╔══

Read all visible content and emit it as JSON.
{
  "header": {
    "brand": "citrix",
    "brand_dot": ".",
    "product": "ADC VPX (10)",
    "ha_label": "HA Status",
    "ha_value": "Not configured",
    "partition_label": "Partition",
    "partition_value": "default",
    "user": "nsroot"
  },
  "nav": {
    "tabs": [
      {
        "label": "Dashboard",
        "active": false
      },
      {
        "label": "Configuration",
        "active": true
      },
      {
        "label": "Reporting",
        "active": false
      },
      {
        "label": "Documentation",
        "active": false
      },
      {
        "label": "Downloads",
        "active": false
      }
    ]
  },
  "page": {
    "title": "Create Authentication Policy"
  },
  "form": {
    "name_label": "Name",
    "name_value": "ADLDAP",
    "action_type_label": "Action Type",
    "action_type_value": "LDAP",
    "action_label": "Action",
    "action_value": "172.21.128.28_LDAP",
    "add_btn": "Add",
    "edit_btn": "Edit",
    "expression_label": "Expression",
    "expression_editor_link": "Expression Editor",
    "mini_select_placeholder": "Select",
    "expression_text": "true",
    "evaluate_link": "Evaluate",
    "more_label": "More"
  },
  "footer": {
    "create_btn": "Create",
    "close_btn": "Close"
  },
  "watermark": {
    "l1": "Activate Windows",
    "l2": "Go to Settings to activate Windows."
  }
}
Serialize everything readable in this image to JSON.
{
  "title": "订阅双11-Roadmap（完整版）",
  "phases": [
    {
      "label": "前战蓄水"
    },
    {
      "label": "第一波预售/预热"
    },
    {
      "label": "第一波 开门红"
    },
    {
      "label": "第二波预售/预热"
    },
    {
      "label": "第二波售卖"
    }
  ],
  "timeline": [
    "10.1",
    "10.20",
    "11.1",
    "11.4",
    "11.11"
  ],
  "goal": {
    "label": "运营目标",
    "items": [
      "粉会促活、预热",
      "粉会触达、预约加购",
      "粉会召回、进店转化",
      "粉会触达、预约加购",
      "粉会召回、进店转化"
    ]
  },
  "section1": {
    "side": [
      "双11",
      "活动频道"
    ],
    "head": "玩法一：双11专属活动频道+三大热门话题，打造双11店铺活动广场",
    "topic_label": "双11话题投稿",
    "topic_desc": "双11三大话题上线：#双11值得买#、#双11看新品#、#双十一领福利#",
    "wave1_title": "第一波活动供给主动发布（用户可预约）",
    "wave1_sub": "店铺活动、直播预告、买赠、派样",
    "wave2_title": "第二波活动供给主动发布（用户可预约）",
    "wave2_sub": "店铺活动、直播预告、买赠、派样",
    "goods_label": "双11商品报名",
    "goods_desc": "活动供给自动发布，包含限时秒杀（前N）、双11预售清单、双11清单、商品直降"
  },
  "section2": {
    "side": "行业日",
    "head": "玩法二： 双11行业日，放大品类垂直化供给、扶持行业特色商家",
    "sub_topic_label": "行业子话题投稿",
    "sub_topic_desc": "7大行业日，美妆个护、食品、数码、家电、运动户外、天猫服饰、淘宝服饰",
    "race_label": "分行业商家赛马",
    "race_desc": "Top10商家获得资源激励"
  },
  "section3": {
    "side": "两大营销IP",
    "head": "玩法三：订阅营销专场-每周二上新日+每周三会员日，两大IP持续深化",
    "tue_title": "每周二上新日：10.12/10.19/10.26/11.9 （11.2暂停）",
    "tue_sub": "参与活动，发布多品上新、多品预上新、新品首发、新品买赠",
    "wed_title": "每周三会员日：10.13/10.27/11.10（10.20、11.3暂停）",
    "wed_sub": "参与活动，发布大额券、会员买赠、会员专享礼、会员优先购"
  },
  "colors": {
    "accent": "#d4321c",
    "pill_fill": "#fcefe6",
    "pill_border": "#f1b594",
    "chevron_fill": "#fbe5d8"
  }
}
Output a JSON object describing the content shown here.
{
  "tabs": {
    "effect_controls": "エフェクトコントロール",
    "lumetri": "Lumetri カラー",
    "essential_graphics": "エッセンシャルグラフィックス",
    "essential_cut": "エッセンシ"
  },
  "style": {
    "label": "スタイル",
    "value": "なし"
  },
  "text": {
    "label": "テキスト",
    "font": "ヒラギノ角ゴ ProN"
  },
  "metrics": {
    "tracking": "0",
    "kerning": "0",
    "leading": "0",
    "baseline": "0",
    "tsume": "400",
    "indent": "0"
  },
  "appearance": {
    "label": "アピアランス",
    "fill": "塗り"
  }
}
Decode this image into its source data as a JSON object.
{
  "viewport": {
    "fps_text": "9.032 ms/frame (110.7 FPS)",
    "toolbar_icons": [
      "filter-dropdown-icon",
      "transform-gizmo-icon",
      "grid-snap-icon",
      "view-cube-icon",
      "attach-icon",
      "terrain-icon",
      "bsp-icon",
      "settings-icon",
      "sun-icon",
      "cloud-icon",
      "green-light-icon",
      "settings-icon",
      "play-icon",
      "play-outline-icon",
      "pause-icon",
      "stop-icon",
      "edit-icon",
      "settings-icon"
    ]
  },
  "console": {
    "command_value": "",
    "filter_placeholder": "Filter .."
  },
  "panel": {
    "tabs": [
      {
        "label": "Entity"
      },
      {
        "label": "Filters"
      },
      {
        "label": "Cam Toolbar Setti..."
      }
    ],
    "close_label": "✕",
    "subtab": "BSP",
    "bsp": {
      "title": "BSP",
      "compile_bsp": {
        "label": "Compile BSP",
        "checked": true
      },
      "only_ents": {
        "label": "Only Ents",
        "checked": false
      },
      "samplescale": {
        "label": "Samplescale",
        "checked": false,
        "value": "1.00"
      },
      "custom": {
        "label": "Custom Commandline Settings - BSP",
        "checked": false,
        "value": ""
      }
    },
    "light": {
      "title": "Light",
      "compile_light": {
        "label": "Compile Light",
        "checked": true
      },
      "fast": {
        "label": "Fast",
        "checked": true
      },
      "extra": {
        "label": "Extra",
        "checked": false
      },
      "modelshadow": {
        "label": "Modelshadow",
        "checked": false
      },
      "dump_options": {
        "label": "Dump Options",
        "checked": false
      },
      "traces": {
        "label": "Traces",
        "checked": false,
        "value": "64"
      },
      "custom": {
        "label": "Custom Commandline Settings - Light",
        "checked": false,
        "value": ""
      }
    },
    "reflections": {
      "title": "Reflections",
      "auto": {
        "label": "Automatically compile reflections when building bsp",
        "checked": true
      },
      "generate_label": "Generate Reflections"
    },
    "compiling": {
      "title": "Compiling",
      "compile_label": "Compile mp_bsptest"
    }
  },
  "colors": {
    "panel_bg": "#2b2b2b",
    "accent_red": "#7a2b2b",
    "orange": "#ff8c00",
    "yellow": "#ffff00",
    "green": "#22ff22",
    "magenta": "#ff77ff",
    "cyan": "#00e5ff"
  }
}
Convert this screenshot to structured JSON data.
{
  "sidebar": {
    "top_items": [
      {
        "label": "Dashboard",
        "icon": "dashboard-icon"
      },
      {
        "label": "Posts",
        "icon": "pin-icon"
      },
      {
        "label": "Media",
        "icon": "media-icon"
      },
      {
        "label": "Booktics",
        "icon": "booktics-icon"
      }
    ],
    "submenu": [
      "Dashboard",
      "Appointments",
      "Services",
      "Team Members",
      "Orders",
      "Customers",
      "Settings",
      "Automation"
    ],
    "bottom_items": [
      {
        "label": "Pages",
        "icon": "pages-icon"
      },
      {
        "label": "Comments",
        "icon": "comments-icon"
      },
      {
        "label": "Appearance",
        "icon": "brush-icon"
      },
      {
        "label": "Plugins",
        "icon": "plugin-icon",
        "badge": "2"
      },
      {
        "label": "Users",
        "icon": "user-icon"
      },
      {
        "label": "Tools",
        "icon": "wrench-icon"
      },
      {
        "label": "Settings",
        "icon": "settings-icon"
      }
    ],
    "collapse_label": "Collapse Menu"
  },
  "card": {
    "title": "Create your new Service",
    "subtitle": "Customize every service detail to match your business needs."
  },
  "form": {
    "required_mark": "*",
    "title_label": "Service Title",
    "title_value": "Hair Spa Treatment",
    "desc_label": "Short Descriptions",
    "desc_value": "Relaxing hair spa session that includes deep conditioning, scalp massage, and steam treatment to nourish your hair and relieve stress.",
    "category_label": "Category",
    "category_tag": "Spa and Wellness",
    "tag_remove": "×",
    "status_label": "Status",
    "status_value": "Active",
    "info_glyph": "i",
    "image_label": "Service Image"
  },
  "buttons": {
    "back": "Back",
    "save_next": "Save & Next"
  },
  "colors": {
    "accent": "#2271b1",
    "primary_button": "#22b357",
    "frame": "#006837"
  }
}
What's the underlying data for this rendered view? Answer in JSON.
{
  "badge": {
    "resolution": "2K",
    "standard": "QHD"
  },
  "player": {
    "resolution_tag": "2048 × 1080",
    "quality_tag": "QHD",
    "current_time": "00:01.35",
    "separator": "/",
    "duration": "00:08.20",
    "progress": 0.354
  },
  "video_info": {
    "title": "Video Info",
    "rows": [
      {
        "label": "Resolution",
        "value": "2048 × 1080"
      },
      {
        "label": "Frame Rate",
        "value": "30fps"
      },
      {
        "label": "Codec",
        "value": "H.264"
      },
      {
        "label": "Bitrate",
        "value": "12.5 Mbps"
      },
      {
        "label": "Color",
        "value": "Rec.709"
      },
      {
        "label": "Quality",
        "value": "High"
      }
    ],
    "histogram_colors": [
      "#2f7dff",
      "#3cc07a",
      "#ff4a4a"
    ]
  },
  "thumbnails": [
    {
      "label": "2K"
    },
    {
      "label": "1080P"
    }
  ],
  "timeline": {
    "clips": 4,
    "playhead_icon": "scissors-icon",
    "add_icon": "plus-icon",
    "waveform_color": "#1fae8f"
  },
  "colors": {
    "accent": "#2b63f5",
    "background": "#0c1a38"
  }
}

╚══

## Problem details
Reply with only the number of lines in the material above where the string "参与活动" appears.

## Solution to the problem
2